- Task prompt
Can you pull out each line of the data below that includes the word "content"?

- Exercise material
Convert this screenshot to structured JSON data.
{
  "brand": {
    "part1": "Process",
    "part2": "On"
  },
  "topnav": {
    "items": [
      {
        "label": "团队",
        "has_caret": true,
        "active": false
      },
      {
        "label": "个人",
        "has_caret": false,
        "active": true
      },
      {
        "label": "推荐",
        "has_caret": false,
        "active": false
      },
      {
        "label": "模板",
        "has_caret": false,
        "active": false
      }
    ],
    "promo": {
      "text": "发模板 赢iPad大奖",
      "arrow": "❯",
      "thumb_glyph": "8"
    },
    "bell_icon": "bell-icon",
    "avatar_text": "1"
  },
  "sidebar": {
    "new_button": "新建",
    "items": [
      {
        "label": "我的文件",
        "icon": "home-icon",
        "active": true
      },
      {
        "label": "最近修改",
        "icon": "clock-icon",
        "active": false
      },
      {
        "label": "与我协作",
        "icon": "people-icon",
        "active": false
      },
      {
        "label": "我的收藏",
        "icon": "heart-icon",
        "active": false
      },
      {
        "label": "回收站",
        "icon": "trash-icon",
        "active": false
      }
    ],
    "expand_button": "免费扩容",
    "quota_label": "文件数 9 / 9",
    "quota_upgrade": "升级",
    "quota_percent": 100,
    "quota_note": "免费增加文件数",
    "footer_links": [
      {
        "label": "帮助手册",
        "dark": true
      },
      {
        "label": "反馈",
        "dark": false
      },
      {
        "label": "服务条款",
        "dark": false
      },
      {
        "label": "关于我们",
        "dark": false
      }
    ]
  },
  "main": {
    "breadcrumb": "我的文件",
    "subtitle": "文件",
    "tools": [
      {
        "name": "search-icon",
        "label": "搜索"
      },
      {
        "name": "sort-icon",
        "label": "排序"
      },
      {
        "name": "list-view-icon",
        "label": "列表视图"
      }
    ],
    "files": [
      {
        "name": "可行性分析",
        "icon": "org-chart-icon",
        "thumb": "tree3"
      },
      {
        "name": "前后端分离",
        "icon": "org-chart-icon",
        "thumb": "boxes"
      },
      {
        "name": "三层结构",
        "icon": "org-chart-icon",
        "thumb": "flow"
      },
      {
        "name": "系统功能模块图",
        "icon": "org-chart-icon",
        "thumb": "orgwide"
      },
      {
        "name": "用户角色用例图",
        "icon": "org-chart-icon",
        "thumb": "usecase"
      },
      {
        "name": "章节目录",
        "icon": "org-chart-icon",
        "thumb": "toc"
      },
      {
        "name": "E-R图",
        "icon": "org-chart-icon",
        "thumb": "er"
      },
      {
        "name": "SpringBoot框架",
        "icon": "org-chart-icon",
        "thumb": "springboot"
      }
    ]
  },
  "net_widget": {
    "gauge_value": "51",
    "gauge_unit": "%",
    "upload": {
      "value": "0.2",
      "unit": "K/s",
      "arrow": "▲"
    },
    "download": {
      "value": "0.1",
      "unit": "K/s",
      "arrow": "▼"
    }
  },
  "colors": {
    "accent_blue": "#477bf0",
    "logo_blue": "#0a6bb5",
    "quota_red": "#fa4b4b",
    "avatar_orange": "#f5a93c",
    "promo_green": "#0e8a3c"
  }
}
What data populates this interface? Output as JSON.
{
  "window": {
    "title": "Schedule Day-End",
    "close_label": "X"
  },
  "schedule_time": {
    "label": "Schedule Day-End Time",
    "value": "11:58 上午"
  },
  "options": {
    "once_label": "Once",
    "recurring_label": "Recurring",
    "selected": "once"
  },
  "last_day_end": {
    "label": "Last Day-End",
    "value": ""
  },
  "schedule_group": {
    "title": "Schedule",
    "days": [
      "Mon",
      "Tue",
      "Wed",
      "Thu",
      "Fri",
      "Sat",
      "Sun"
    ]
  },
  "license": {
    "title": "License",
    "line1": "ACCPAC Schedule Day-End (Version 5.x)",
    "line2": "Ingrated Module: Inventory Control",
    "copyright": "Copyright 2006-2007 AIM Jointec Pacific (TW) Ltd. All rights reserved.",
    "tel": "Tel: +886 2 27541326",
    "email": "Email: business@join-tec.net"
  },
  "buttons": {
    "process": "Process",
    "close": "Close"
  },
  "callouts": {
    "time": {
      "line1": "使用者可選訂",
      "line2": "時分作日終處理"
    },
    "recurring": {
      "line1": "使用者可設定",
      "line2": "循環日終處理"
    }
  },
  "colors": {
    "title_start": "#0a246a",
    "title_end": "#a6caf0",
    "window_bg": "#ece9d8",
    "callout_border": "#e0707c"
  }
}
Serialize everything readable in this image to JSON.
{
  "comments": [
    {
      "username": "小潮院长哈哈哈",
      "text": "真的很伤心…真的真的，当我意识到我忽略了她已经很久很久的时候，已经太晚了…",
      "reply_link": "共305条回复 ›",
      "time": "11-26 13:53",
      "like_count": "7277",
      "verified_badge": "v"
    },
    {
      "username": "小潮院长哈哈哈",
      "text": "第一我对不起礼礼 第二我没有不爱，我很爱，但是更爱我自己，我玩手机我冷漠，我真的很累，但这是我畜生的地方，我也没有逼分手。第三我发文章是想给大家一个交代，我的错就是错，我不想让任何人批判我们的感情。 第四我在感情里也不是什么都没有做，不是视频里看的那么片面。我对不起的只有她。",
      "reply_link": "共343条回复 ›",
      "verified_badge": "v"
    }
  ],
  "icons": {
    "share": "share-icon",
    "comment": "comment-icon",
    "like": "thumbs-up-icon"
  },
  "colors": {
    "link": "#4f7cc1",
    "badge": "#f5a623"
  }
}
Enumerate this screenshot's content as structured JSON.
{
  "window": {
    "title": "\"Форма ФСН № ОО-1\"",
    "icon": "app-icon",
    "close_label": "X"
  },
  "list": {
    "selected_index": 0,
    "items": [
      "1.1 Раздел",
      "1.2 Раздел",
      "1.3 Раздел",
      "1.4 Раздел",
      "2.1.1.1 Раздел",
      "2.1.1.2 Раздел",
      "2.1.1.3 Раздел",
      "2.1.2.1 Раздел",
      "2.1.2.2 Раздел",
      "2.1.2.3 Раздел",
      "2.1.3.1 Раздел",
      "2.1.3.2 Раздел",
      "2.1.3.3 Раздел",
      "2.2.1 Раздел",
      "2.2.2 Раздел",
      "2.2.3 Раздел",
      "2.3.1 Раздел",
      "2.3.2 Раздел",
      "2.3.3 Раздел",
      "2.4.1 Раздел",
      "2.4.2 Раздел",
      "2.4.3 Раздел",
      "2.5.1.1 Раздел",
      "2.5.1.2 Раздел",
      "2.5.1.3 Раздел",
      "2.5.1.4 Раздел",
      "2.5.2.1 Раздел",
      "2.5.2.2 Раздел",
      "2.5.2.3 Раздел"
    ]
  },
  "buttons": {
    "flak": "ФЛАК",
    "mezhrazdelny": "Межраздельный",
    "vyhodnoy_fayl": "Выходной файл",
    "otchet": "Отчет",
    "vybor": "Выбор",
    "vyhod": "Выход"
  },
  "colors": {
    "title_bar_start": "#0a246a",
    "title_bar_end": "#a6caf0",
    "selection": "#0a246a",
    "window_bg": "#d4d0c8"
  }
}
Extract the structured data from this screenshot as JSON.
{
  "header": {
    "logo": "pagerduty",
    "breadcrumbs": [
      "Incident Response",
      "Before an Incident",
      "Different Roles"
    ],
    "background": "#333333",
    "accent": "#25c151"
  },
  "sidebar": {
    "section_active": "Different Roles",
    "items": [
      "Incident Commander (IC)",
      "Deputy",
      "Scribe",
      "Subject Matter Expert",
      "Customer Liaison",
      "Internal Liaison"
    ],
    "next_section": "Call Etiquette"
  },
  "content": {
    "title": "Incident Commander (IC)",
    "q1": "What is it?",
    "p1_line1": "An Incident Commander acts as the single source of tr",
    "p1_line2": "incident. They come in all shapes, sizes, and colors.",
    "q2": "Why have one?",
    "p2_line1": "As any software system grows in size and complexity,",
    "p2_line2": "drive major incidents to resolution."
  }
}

- Finished answer
Enumerate this screenshot's content as structured JSON.
  "content": {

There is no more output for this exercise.